Aim of the task. Locate the string "Best" throughout the material and copy every line in which it occurs.
"""
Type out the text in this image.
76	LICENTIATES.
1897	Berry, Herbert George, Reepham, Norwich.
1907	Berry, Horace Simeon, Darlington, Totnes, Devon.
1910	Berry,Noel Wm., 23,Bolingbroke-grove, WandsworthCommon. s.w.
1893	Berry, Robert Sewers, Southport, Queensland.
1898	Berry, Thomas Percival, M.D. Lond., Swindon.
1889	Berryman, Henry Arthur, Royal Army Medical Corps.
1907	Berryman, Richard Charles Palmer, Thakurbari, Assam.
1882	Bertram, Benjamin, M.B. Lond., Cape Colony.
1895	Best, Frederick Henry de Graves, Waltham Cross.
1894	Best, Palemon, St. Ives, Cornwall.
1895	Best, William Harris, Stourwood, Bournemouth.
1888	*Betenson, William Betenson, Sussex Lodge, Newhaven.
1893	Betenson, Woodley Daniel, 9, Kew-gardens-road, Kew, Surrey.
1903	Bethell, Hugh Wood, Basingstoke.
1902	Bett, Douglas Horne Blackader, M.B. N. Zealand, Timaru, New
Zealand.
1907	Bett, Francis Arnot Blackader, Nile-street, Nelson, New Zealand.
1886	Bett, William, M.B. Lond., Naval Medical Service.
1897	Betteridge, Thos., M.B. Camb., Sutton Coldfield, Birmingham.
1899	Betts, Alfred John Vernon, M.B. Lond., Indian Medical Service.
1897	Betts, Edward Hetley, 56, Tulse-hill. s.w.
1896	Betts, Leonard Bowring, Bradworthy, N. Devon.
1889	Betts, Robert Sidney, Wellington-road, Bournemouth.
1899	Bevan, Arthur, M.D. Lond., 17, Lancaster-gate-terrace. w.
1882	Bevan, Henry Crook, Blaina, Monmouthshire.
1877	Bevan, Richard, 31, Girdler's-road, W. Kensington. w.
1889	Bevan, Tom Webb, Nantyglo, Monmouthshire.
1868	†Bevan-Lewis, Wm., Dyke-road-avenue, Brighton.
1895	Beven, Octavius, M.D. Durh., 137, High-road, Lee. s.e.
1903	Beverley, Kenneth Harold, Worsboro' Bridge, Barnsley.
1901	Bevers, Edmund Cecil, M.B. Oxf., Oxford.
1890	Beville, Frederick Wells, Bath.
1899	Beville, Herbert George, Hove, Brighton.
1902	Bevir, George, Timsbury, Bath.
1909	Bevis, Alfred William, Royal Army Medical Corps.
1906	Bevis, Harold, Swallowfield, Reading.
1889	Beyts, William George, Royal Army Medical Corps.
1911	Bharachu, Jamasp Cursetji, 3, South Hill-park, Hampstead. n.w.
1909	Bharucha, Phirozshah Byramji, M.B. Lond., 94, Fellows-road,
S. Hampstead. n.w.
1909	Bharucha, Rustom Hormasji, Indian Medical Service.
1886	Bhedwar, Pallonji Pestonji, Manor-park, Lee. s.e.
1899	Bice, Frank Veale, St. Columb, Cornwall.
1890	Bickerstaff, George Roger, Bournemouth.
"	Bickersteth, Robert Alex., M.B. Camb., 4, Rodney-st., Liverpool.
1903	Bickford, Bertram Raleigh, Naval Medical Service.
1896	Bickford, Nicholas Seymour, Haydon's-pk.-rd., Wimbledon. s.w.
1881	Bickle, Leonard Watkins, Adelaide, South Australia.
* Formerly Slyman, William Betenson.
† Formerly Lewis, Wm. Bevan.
"""
"""
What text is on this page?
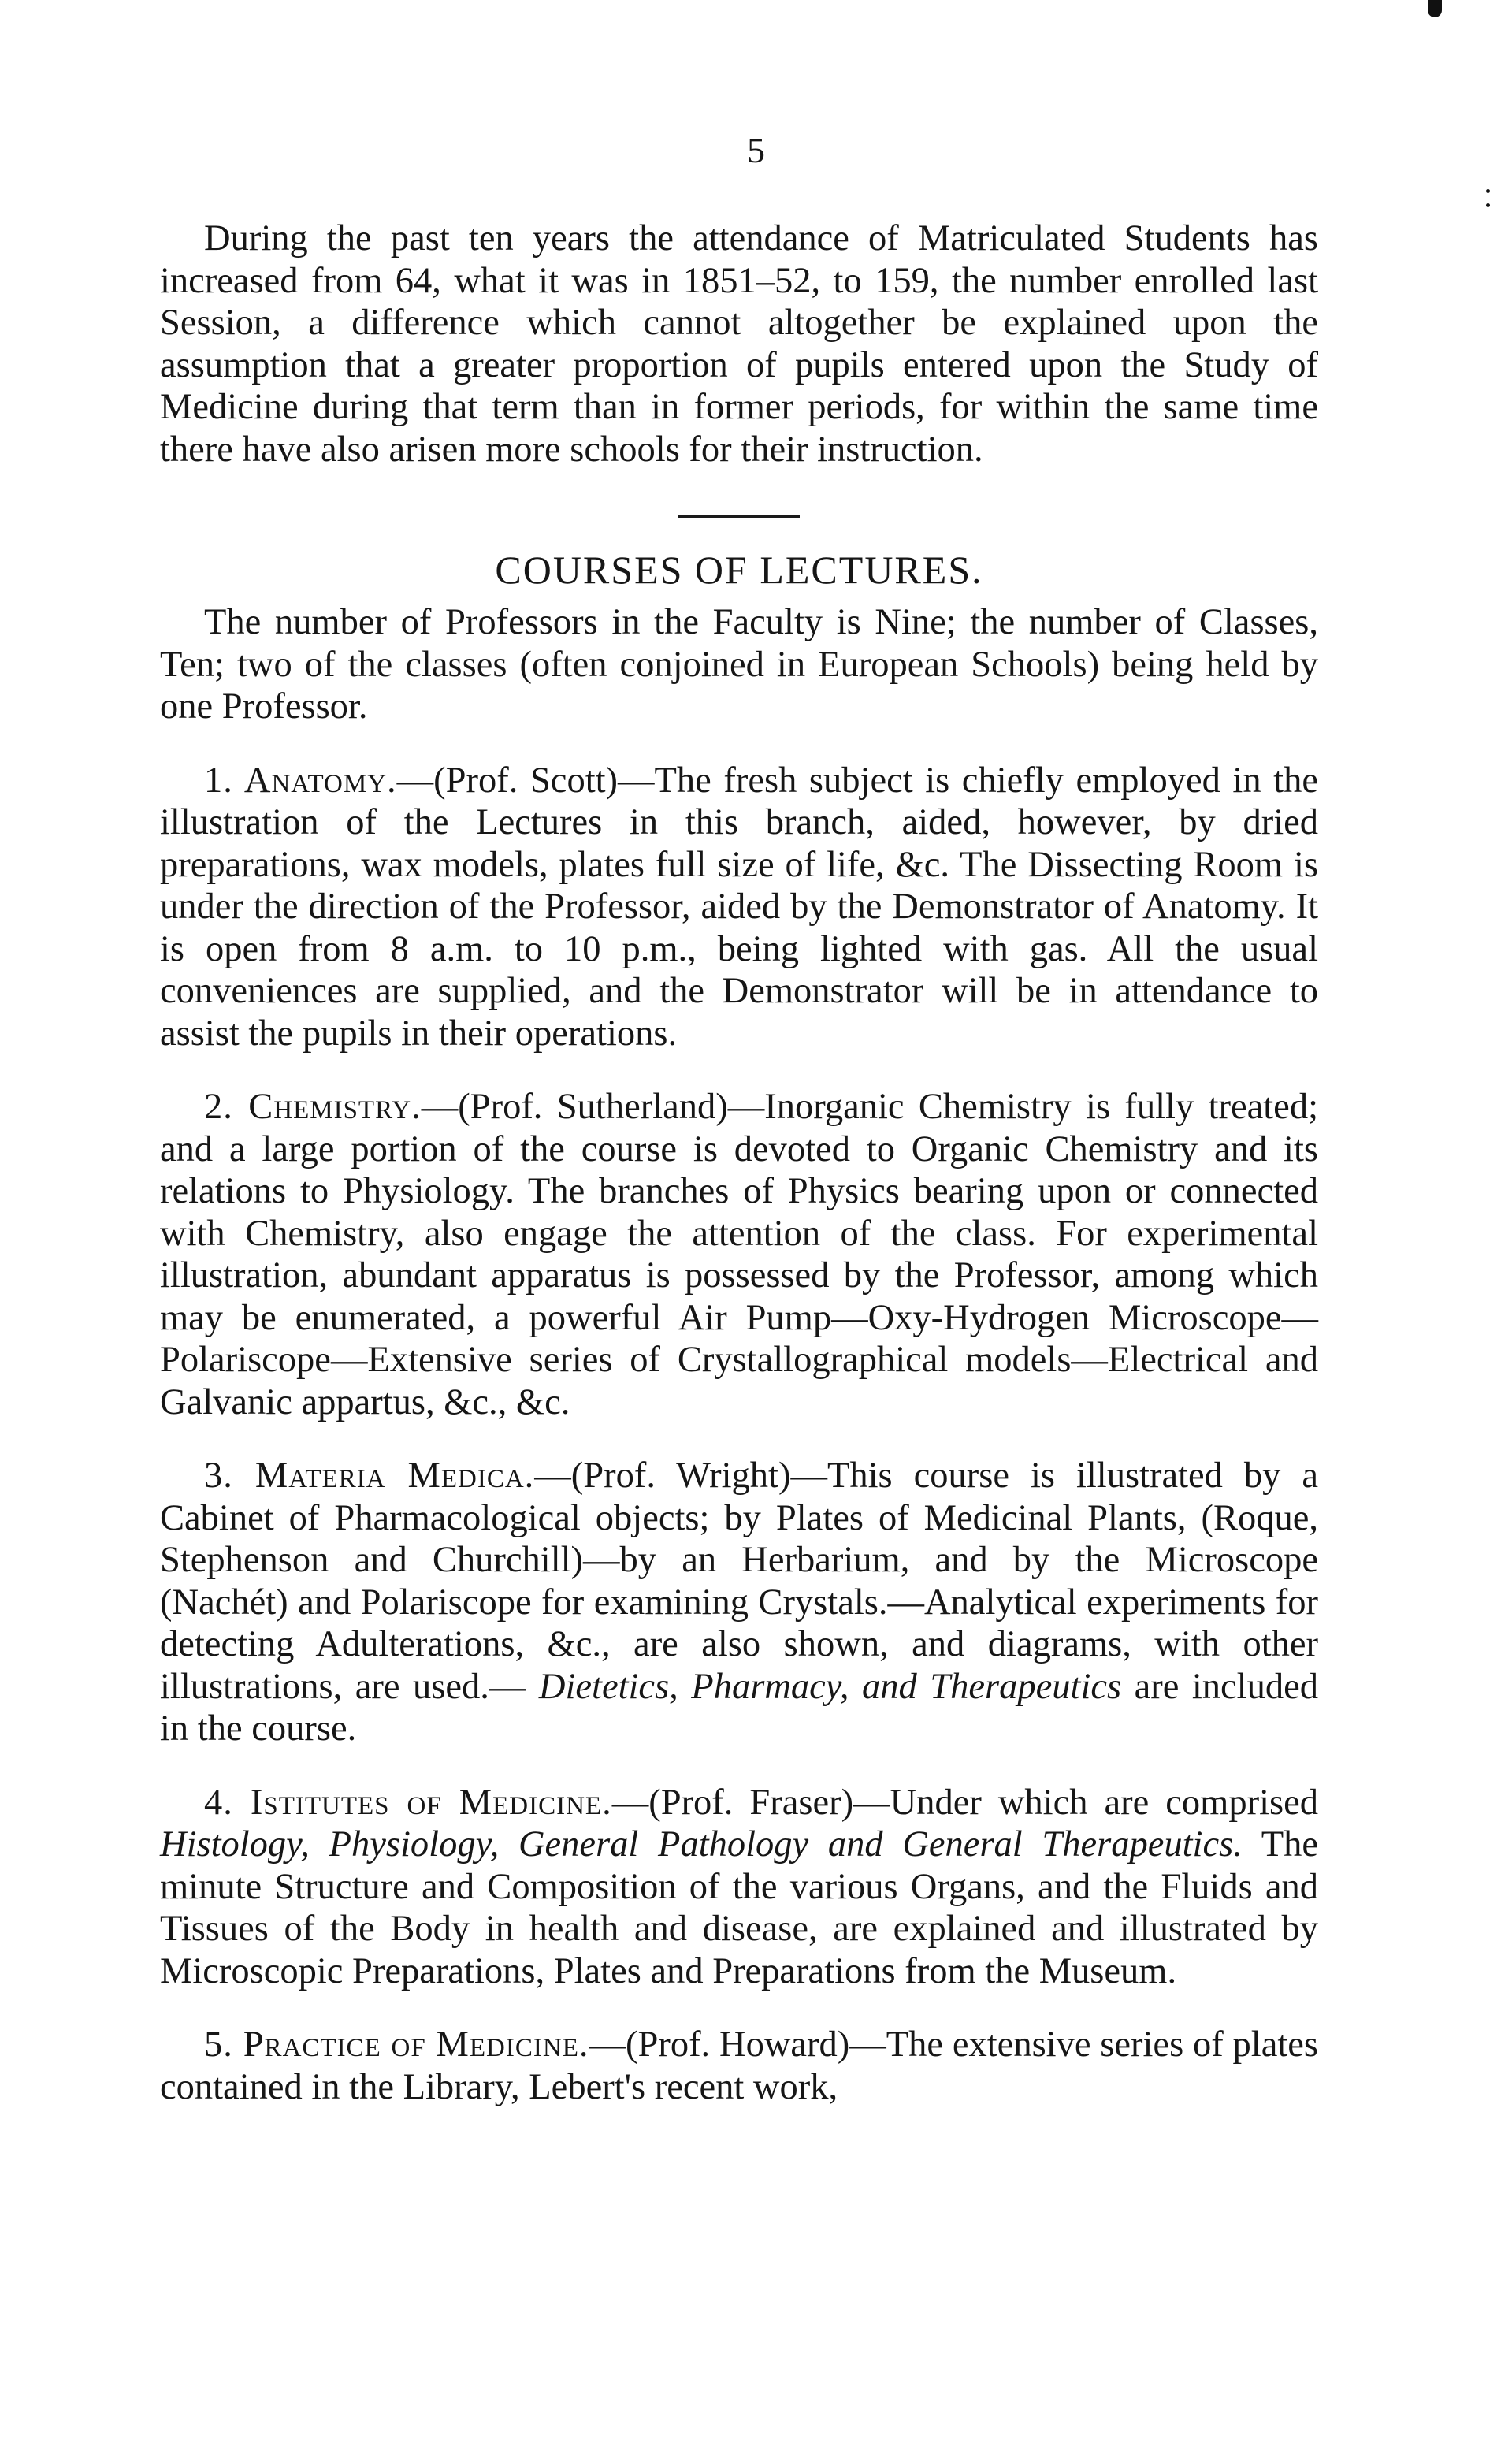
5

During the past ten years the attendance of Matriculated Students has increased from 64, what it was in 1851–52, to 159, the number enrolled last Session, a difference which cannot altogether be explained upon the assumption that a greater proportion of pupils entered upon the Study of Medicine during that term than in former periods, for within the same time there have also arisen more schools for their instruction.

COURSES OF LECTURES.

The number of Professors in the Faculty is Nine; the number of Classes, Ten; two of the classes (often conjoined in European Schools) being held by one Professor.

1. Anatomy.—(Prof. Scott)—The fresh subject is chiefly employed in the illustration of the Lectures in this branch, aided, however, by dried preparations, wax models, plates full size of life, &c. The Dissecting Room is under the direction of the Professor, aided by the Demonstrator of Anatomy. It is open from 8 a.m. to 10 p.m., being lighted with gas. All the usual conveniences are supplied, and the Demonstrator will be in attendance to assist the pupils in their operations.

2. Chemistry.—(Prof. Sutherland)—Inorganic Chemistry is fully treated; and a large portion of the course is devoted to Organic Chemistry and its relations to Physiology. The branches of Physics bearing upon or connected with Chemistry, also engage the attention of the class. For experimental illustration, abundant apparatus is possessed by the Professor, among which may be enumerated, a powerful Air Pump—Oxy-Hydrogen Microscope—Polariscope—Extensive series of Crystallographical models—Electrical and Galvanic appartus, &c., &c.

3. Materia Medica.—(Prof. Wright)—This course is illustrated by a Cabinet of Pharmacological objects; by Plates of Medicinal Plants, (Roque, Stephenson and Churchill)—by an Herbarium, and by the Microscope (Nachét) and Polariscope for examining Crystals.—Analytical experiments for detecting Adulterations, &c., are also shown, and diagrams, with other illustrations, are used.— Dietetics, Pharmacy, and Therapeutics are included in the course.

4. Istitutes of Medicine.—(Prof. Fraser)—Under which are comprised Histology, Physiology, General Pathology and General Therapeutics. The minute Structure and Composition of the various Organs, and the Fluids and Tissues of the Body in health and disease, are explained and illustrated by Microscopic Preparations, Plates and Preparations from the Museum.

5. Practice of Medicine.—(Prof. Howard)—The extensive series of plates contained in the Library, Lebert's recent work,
"""
Final answer.
1895	Best, Frederick Henry de Graves, Waltham Cross.
1894	Best, Palemon, St. Ives, Cornwall.
1895	Best, William Harris, Stourwood, Bournemouth.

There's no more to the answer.